Source data:
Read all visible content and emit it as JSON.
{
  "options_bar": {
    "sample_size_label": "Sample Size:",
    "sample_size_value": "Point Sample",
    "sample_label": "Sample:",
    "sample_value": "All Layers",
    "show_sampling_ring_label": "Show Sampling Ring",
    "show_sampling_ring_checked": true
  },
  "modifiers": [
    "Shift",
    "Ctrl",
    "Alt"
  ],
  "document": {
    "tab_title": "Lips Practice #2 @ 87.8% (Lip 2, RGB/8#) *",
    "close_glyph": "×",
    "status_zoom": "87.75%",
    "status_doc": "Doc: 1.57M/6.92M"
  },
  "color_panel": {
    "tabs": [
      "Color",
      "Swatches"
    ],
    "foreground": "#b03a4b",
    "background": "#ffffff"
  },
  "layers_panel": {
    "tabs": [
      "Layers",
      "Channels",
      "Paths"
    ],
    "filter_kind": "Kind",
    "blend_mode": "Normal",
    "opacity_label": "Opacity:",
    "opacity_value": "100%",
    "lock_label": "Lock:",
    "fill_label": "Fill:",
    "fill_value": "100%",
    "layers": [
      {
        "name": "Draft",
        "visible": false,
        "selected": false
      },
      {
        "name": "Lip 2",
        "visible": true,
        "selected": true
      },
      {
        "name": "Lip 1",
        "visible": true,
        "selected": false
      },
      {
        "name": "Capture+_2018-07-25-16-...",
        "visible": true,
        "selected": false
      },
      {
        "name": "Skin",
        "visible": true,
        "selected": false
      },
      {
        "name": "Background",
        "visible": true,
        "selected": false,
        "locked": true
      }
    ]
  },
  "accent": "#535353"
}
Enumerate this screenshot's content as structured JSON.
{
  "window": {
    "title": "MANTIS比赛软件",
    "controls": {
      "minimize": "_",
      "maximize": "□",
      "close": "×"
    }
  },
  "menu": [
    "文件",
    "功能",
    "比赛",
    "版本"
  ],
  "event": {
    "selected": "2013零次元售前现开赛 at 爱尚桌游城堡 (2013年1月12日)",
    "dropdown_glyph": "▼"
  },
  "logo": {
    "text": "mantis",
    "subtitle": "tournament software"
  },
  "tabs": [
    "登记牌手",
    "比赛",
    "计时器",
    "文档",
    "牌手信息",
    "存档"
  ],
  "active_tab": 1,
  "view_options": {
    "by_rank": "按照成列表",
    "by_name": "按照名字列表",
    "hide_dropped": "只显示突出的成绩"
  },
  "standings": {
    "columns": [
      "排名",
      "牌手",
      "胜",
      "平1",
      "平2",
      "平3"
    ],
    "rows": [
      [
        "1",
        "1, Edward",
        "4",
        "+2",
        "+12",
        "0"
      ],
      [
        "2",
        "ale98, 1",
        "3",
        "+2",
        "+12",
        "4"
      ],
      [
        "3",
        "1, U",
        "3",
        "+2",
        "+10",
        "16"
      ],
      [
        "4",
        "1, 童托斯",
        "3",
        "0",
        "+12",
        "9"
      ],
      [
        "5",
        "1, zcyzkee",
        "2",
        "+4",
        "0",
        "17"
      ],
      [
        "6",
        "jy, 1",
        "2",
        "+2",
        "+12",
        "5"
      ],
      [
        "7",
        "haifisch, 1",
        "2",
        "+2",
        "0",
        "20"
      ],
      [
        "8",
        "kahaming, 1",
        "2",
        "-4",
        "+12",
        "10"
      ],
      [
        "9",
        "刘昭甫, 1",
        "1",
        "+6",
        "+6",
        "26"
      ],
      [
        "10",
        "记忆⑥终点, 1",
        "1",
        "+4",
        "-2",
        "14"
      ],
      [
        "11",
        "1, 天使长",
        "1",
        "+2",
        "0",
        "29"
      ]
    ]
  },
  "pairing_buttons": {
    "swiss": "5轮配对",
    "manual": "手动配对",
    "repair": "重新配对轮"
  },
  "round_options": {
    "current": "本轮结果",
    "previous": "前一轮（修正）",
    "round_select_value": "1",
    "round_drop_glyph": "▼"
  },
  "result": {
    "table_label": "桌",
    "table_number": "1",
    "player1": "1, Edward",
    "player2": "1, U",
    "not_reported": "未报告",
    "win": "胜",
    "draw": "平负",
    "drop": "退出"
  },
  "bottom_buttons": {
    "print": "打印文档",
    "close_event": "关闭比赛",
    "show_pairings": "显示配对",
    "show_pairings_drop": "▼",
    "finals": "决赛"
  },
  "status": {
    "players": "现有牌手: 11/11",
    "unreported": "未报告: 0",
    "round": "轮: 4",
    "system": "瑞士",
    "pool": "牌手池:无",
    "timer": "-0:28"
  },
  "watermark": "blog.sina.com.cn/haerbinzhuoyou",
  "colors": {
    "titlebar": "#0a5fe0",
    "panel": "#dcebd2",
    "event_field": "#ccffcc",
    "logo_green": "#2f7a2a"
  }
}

◆ PROBLEM DESCRIPTION ◆
Produce an exact copy of every entry above.

◆ RESPONSE ◆
Read all visible content and emit it as JSON.
{
  "options_bar": {
    "sample_size_label": "Sample Size:",
    "sample_size_value": "Point Sample",
    "sample_label": "Sample:",
    "sample_value": "All Layers",
    "show_sampling_ring_label": "Show Sampling Ring",
    "show_sampling_ring_checked": true
  },
  "modifiers": [
    "Shift",
    "Ctrl",
    "Alt"
  ],
  "document": {
    "tab_title": "Lips Practice #2 @ 87.8% (Lip 2, RGB/8#) *",
    "close_glyph": "×",
    "status_zoom": "87.75%",
    "status_doc": "Doc: 1.57M/6.92M"
  },
  "color_panel": {
    "tabs": [
      "Color",
      "Swatches"
    ],
    "foreground": "#b03a4b",
    "background": "#ffffff"
  },
  "layers_panel": {
    "tabs": [
      "Layers",
      "Channels",
      "Paths"
    ],
    "filter_kind": "Kind",
    "blend_mode": "Normal",
    "opacity_label": "Opacity:",
    "opacity_value": "100%",
    "lock_label": "Lock:",
    "fill_label": "Fill:",
    "fill_value": "100%",
    "layers": [
      {
        "name": "Draft",
        "visible": false,
        "selected": false
      },
      {
        "name": "Lip 2",
        "visible": true,
        "selected": true
      },
      {
        "name": "Lip 1",
        "visible": true,
        "selected": false
      },
      {
        "name": "Capture+_2018-07-25-16-...",
        "visible": true,
        "selected": false
      },
      {
        "name": "Skin",
        "visible": true,
        "selected": false
      },
      {
        "name": "Background",
        "visible": true,
        "selected": false,
        "locked": true
      }
    ]
  },
  "accent": "#535353"
}
Enumerate this screenshot's content as structured JSON.
{
  "window": {
    "title": "MANTIS比赛软件",
    "controls": {
      "minimize": "_",
      "maximize": "□",
      "close": "×"
    }
  },
  "menu": [
    "文件",
    "功能",
    "比赛",
    "版本"
  ],
  "event": {
    "selected": "2013零次元售前现开赛 at 爱尚桌游城堡 (2013年1月12日)",
    "dropdown_glyph": "▼"
  },
  "logo": {
    "text": "mantis",
    "subtitle": "tournament software"
  },
  "tabs": [
    "登记牌手",
    "比赛",
    "计时器",
    "文档",
    "牌手信息",
    "存档"
  ],
  "active_tab": 1,
  "view_options": {
    "by_rank": "按照成列表",
    "by_name": "按照名字列表",
    "hide_dropped": "只显示突出的成绩"
  },
  "standings": {
    "columns": [
      "排名",
      "牌手",
      "胜",
      "平1",
      "平2",
      "平3"
    ],
    "rows": [
      [
        "1",
        "1, Edward",
        "4",
        "+2",
        "+12",
        "0"
      ],
      [
        "2",
        "ale98, 1",
        "3",
        "+2",
        "+12",
        "4"
      ],
      [
        "3",
        "1, U",
        "3",
        "+2",
        "+10",
        "16"
      ],
      [
        "4",
        "1, 童托斯",
        "3",
        "0",
        "+12",
        "9"
      ],
      [
        "5",
        "1, zcyzkee",
        "2",
        "+4",
        "0",
        "17"
      ],
      [
        "6",
        "jy, 1",
        "2",
        "+2",
        "+12",
        "5"
      ],
      [
        "7",
        "haifisch, 1",
        "2",
        "+2",
        "0",
        "20"
      ],
      [
        "8",
        "kahaming, 1",
        "2",
        "-4",
        "+12",
        "10"
      ],
      [
        "9",
        "刘昭甫, 1",
        "1",
        "+6",
        "+6",
        "26"
      ],
      [
        "10",
        "记忆⑥终点, 1",
        "1",
        "+4",
        "-2",
        "14"
      ],
      [
        "11",
        "1, 天使长",
        "1",
        "+2",
        "0",
        "29"
      ]
    ]
  },
  "pairing_buttons": {
    "swiss": "5轮配对",
    "manual": "手动配对",
    "repair": "重新配对轮"
  },
  "round_options": {
    "current": "本轮结果",
    "previous": "前一轮（修正）",
    "round_select_value": "1",
    "round_drop_glyph": "▼"
  },
  "result": {
    "table_label": "桌",
    "table_number": "1",
    "player1": "1, Edward",
    "player2": "1, U",
    "not_reported": "未报告",
    "win": "胜",
    "draw": "平负",
    "drop": "退出"
  },
  "bottom_buttons": {
    "print": "打印文档",
    "close_event": "关闭比赛",
    "show_pairings": "显示配对",
    "show_pairings_drop": "▼",
    "finals": "决赛"
  },
  "status": {
    "players": "现有牌手: 11/11",
    "unreported": "未报告: 0",
    "round": "轮: 4",
    "system": "瑞士",
    "pool": "牌手池:无",
    "timer": "-0:28"
  },
  "watermark": "blog.sina.com.cn/haerbinzhuoyou",
  "colors": {
    "titlebar": "#0a5fe0",
    "panel": "#dcebd2",
    "event_field": "#ccffcc",
    "logo_green": "#2f7a2a"
  }
}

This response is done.